[start]

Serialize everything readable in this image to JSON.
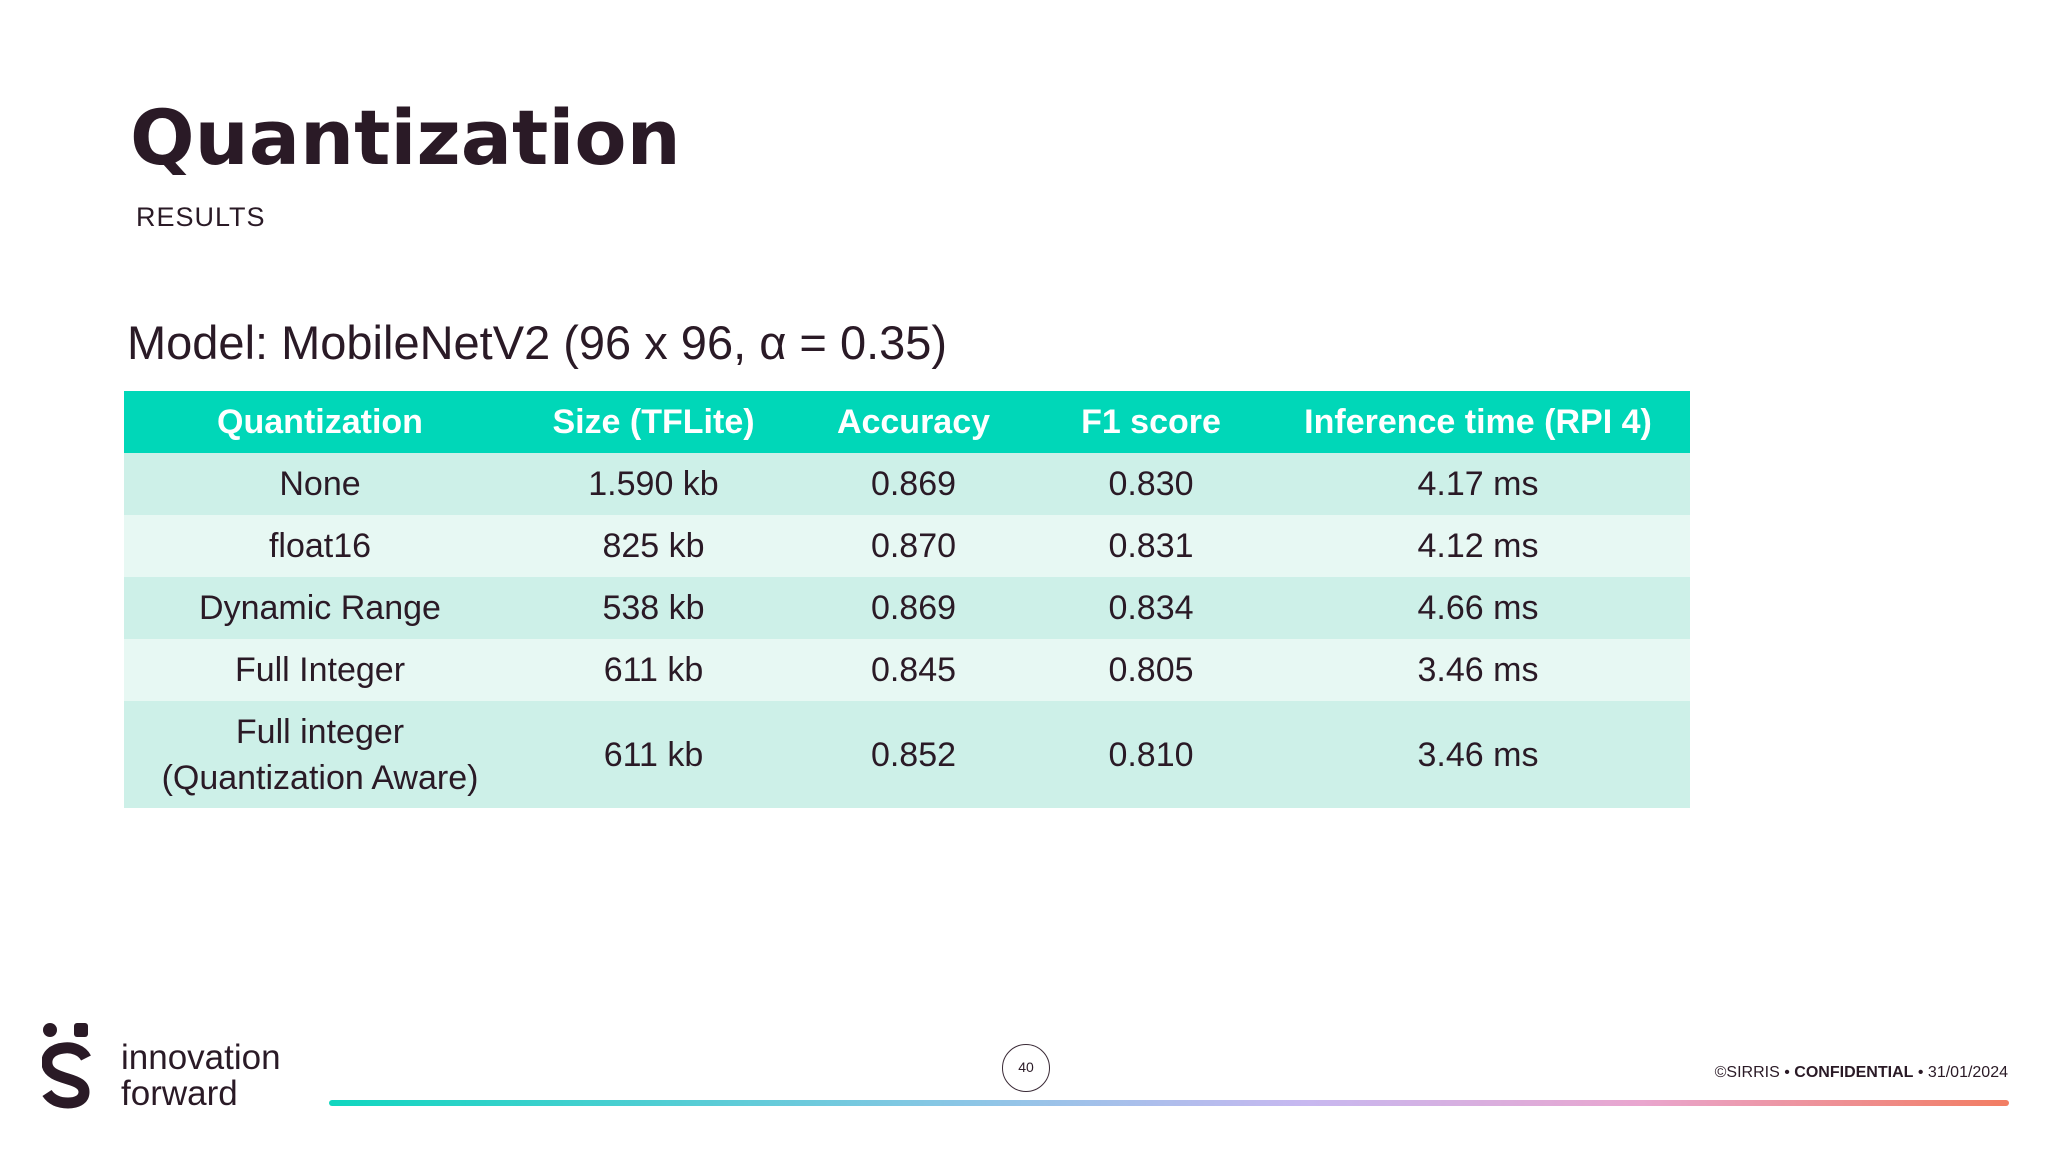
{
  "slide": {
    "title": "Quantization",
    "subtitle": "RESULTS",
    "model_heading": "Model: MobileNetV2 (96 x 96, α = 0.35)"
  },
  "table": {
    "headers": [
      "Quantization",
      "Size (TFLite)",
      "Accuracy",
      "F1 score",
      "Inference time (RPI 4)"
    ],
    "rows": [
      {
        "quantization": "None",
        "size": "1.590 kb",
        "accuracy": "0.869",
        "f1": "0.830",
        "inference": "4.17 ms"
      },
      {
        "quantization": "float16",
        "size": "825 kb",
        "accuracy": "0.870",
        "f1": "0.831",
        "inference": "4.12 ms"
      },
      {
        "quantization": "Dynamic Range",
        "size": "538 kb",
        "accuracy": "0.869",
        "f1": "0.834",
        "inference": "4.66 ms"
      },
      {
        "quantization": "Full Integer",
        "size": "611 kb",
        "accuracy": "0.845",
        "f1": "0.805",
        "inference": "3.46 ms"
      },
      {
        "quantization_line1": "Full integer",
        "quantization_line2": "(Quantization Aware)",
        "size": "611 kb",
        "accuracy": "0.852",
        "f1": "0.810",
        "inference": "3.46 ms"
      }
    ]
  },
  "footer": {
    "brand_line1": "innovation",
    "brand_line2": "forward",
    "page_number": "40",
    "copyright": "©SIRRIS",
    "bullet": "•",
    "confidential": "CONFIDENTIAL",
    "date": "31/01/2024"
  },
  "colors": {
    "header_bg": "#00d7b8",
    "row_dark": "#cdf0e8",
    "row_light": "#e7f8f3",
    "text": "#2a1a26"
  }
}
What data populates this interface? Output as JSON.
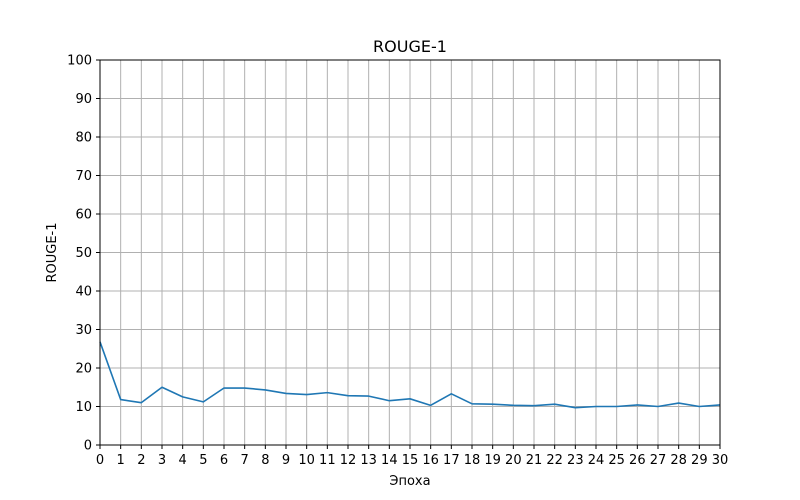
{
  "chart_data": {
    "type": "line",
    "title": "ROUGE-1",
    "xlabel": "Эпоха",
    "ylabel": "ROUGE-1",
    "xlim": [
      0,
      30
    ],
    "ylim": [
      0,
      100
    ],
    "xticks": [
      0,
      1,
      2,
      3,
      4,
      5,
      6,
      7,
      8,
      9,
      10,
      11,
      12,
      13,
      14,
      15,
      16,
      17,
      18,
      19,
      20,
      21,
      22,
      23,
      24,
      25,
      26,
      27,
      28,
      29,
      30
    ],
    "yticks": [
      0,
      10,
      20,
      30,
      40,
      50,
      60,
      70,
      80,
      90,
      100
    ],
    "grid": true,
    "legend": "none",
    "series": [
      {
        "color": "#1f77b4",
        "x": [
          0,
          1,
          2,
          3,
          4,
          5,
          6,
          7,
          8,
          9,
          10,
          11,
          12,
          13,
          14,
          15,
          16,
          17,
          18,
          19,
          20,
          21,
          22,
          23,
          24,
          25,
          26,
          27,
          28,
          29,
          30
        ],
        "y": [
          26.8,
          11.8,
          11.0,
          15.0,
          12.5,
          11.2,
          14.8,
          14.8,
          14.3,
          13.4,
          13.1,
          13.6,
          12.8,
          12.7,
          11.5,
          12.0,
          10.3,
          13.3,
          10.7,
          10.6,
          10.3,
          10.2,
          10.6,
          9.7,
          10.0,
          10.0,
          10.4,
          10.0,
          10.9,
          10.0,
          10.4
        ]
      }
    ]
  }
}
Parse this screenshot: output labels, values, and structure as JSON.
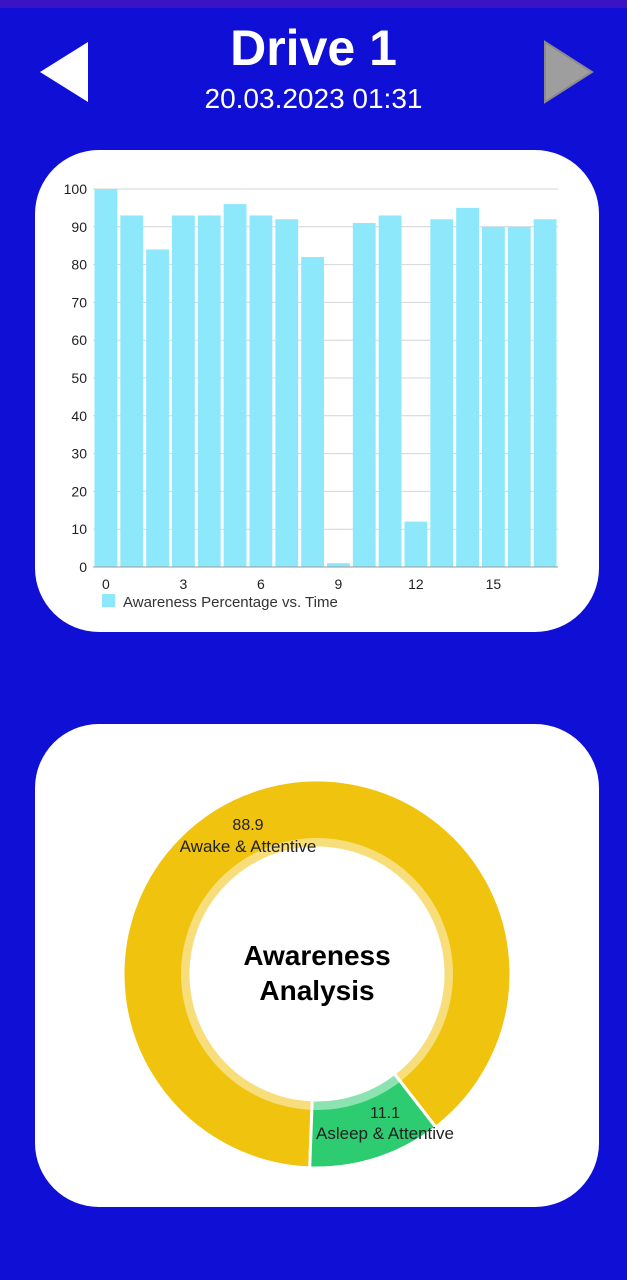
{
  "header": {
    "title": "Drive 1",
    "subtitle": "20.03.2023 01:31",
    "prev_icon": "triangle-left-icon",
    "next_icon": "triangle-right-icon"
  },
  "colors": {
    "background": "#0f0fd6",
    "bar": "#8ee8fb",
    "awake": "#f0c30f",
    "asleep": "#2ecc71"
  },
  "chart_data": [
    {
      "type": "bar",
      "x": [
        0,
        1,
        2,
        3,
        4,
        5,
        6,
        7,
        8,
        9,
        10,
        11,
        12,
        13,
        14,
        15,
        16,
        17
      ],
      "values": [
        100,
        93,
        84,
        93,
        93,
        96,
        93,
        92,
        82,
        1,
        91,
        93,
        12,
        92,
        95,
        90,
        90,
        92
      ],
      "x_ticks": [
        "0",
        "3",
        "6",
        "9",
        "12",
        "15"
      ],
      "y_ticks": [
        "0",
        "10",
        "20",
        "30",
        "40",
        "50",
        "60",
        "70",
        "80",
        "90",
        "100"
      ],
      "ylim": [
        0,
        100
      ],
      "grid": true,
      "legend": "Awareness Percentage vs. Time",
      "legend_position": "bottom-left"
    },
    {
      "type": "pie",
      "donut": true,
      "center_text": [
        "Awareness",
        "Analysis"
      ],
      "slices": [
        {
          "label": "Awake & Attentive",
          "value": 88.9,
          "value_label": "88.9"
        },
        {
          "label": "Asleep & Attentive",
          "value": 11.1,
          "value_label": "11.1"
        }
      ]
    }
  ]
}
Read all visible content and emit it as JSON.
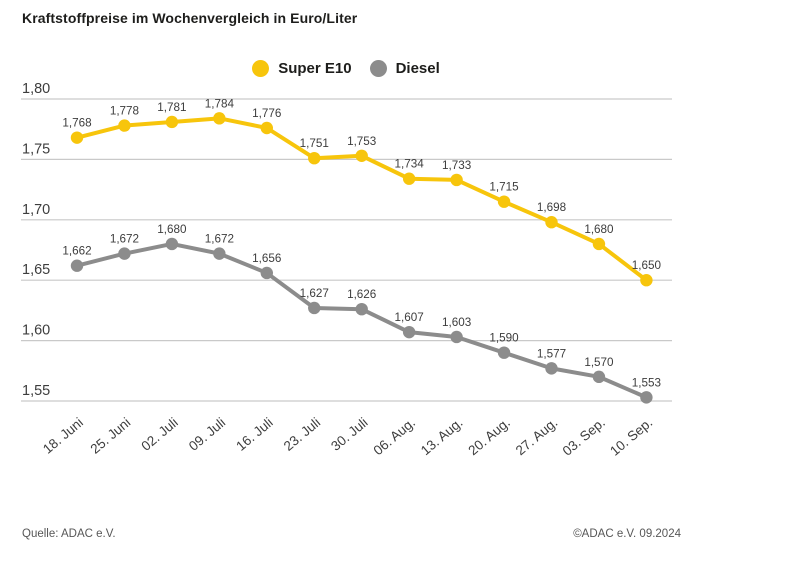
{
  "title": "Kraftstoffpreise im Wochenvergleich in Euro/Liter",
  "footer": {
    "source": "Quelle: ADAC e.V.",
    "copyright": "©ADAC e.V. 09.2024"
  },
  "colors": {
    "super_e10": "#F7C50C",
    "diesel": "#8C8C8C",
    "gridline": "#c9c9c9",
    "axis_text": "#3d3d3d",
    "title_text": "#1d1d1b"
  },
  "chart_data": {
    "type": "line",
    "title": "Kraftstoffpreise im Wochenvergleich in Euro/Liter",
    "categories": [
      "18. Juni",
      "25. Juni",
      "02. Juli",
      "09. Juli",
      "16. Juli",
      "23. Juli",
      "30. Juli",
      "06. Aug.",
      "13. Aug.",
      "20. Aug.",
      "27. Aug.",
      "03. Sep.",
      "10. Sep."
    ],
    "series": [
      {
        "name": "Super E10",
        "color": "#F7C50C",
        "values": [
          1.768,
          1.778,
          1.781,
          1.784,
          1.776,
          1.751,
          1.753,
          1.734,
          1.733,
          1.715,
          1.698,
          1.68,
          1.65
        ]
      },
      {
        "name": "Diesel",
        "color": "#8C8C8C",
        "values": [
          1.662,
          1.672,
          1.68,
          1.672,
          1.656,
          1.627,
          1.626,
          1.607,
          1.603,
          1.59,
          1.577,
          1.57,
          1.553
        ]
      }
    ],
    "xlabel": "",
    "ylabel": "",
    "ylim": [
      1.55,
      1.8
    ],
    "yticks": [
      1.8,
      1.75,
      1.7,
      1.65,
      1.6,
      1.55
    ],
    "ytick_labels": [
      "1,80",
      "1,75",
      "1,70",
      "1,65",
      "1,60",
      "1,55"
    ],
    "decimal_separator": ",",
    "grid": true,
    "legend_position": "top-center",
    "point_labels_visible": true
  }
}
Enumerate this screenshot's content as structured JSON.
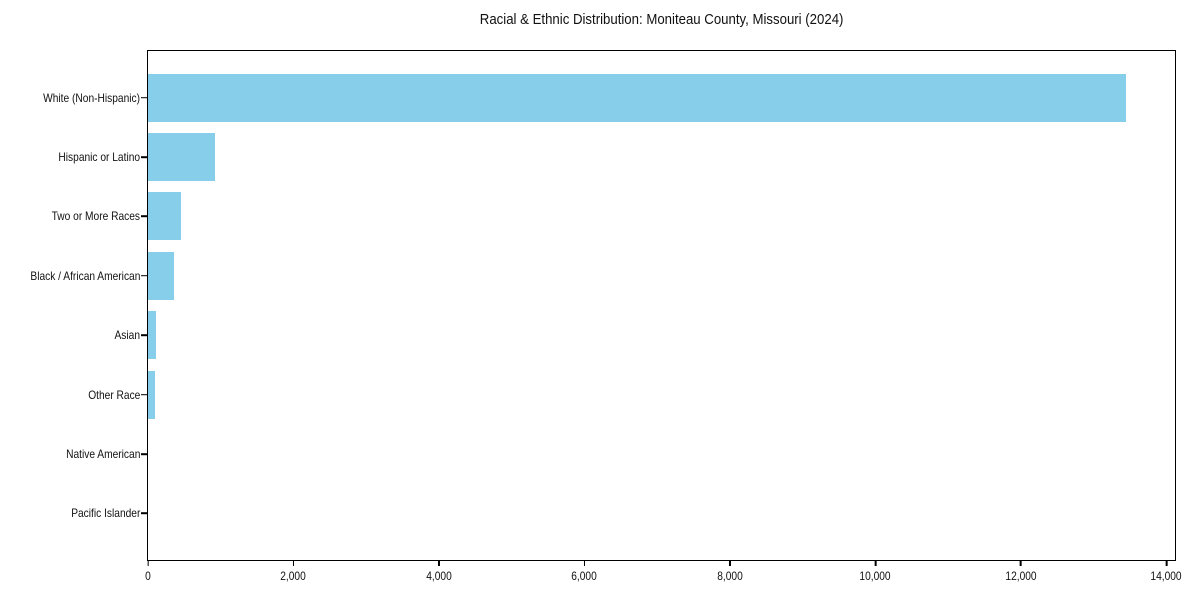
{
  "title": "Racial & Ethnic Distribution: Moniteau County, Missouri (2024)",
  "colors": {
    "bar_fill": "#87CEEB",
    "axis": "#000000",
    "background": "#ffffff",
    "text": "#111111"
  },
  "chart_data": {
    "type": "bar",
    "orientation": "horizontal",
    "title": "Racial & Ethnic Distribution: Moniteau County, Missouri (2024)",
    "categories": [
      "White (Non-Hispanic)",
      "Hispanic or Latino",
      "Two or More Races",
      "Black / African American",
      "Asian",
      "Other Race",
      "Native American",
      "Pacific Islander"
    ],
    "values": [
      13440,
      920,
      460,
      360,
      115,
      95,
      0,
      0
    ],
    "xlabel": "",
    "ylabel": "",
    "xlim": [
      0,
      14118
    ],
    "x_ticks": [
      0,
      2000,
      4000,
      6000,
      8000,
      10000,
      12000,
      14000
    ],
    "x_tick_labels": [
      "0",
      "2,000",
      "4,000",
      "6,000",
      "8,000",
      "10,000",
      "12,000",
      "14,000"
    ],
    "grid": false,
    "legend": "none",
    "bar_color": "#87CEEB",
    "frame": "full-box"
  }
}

[end]

- _Exercise objective_: Pictures are to be left out; repeat all the remaining data exactly.

- _Correct output_:
Serialize everything readable in this image to JSON.
{
  "slide": {
    "title": "Quantization",
    "subtitle": "RESULTS",
    "model_heading": "Model: MobileNetV2 (96 x 96, α = 0.35)"
  },
  "table": {
    "headers": [
      "Quantization",
      "Size (TFLite)",
      "Accuracy",
      "F1 score",
      "Inference time (RPI 4)"
    ],
    "rows": [
      {
        "quantization": "None",
        "size": "1.590 kb",
        "accuracy": "0.869",
        "f1": "0.830",
        "inference": "4.17 ms"
      },
      {
        "quantization": "float16",
        "size": "825 kb",
        "accuracy": "0.870",
        "f1": "0.831",
        "inference": "4.12 ms"
      },
      {
        "quantization": "Dynamic Range",
        "size": "538 kb",
        "accuracy": "0.869",
        "f1": "0.834",
        "inference": "4.66 ms"
      },
      {
        "quantization": "Full Integer",
        "size": "611 kb",
        "accuracy": "0.845",
        "f1": "0.805",
        "inference": "3.46 ms"
      },
      {
        "quantization_line1": "Full integer",
        "quantization_line2": "(Quantization Aware)",
        "size": "611 kb",
        "accuracy": "0.852",
        "f1": "0.810",
        "inference": "3.46 ms"
      }
    ]
  },
  "footer": {
    "brand_line1": "innovation",
    "brand_line2": "forward",
    "page_number": "40",
    "copyright": "©SIRRIS",
    "bullet": "•",
    "confidential": "CONFIDENTIAL",
    "date": "31/01/2024"
  },
  "colors": {
    "header_bg": "#00d7b8",
    "row_dark": "#cdf0e8",
    "row_light": "#e7f8f3",
    "text": "#2a1a26"
  }
}
What data populates this interface? Output as JSON.
{
  "chart_data": {
    "type": "line",
    "title": "ROUGE-1",
    "xlabel": "Эпоха",
    "ylabel": "ROUGE-1",
    "xlim": [
      0,
      30
    ],
    "ylim": [
      0,
      100
    ],
    "xticks": [
      0,
      1,
      2,
      3,
      4,
      5,
      6,
      7,
      8,
      9,
      10,
      11,
      12,
      13,
      14,
      15,
      16,
      17,
      18,
      19,
      20,
      21,
      22,
      23,
      24,
      25,
      26,
      27,
      28,
      29,
      30
    ],
    "yticks": [
      0,
      10,
      20,
      30,
      40,
      50,
      60,
      70,
      80,
      90,
      100
    ],
    "grid": true,
    "legend": "none",
    "series": [
      {
        "color": "#1f77b4",
        "x": [
          0,
          1,
          2,
          3,
          4,
          5,
          6,
          7,
          8,
          9,
          10,
          11,
          12,
          13,
          14,
          15,
          16,
          17,
          18,
          19,
          20,
          21,
          22,
          23,
          24,
          25,
          26,
          27,
          28,
          29,
          30
        ],
        "y": [
          26.8,
          11.8,
          11.0,
          15.0,
          12.5,
          11.2,
          14.8,
          14.8,
          14.3,
          13.4,
          13.1,
          13.6,
          12.8,
          12.7,
          11.5,
          12.0,
          10.3,
          13.3,
          10.7,
          10.6,
          10.3,
          10.2,
          10.6,
          9.7,
          10.0,
          10.0,
          10.4,
          10.0,
          10.9,
          10.0,
          10.4
        ]
      }
    ]
  }
}
Parse this screenshot: output labels, values, and structure as JSON.
{
  "header": {
    "title": "Drive 1",
    "subtitle": "20.03.2023 01:31",
    "prev_icon": "triangle-left-icon",
    "next_icon": "triangle-right-icon"
  },
  "colors": {
    "background": "#0f0fd6",
    "bar": "#8ee8fb",
    "awake": "#f0c30f",
    "asleep": "#2ecc71"
  },
  "chart_data": [
    {
      "type": "bar",
      "x": [
        0,
        1,
        2,
        3,
        4,
        5,
        6,
        7,
        8,
        9,
        10,
        11,
        12,
        13,
        14,
        15,
        16,
        17
      ],
      "values": [
        100,
        93,
        84,
        93,
        93,
        96,
        93,
        92,
        82,
        1,
        91,
        93,
        12,
        92,
        95,
        90,
        90,
        92
      ],
      "x_ticks": [
        "0",
        "3",
        "6",
        "9",
        "12",
        "15"
      ],
      "y_ticks": [
        "0",
        "10",
        "20",
        "30",
        "40",
        "50",
        "60",
        "70",
        "80",
        "90",
        "100"
      ],
      "ylim": [
        0,
        100
      ],
      "grid": true,
      "legend": "Awareness Percentage vs. Time",
      "legend_position": "bottom-left"
    },
    {
      "type": "pie",
      "donut": true,
      "center_text": [
        "Awareness",
        "Analysis"
      ],
      "slices": [
        {
          "label": "Awake & Attentive",
          "value": 88.9,
          "value_label": "88.9"
        },
        {
          "label": "Asleep & Attentive",
          "value": 11.1,
          "value_label": "11.1"
        }
      ]
    }
  ]
}
Read all visible content and emit it as JSON.
{
  "title": "Kraftstoffpreise im Wochenvergleich in Euro/Liter",
  "footer": {
    "source": "Quelle: ADAC e.V.",
    "copyright": "©ADAC e.V. 09.2024"
  },
  "colors": {
    "super_e10": "#F7C50C",
    "diesel": "#8C8C8C",
    "gridline": "#c9c9c9",
    "axis_text": "#3d3d3d",
    "title_text": "#1d1d1b"
  },
  "chart_data": {
    "type": "line",
    "title": "Kraftstoffpreise im Wochenvergleich in Euro/Liter",
    "categories": [
      "18. Juni",
      "25. Juni",
      "02. Juli",
      "09. Juli",
      "16. Juli",
      "23. Juli",
      "30. Juli",
      "06. Aug.",
      "13. Aug.",
      "20. Aug.",
      "27. Aug.",
      "03. Sep.",
      "10. Sep."
    ],
    "series": [
      {
        "name": "Super E10",
        "color": "#F7C50C",
        "values": [
          1.768,
          1.778,
          1.781,
          1.784,
          1.776,
          1.751,
          1.753,
          1.734,
          1.733,
          1.715,
          1.698,
          1.68,
          1.65
        ]
      },
      {
        "name": "Diesel",
        "color": "#8C8C8C",
        "values": [
          1.662,
          1.672,
          1.68,
          1.672,
          1.656,
          1.627,
          1.626,
          1.607,
          1.603,
          1.59,
          1.577,
          1.57,
          1.553
        ]
      }
    ],
    "xlabel": "",
    "ylabel": "",
    "ylim": [
      1.55,
      1.8
    ],
    "yticks": [
      1.8,
      1.75,
      1.7,
      1.65,
      1.6,
      1.55
    ],
    "ytick_labels": [
      "1,80",
      "1,75",
      "1,70",
      "1,65",
      "1,60",
      "1,55"
    ],
    "decimal_separator": ",",
    "grid": true,
    "legend_position": "top-center",
    "point_labels_visible": true
  }
}
Enumerate this screenshot's content as structured JSON.
{
  "title": "Racial & Ethnic Distribution: Moniteau County, Missouri (2024)",
  "colors": {
    "bar_fill": "#87CEEB",
    "axis": "#000000",
    "background": "#ffffff",
    "text": "#111111"
  },
  "chart_data": {
    "type": "bar",
    "orientation": "horizontal",
    "title": "Racial & Ethnic Distribution: Moniteau County, Missouri (2024)",
    "categories": [
      "White (Non-Hispanic)",
      "Hispanic or Latino",
      "Two or More Races",
      "Black / African American",
      "Asian",
      "Other Race",
      "Native American",
      "Pacific Islander"
    ],
    "values": [
      13440,
      920,
      460,
      360,
      115,
      95,
      0,
      0
    ],
    "xlabel": "",
    "ylabel": "",
    "xlim": [
      0,
      14118
    ],
    "x_ticks": [
      0,
      2000,
      4000,
      6000,
      8000,
      10000,
      12000,
      14000
    ],
    "x_tick_labels": [
      "0",
      "2,000",
      "4,000",
      "6,000",
      "8,000",
      "10,000",
      "12,000",
      "14,000"
    ],
    "grid": false,
    "legend": "none",
    "bar_color": "#87CEEB",
    "frame": "full-box"
  }
}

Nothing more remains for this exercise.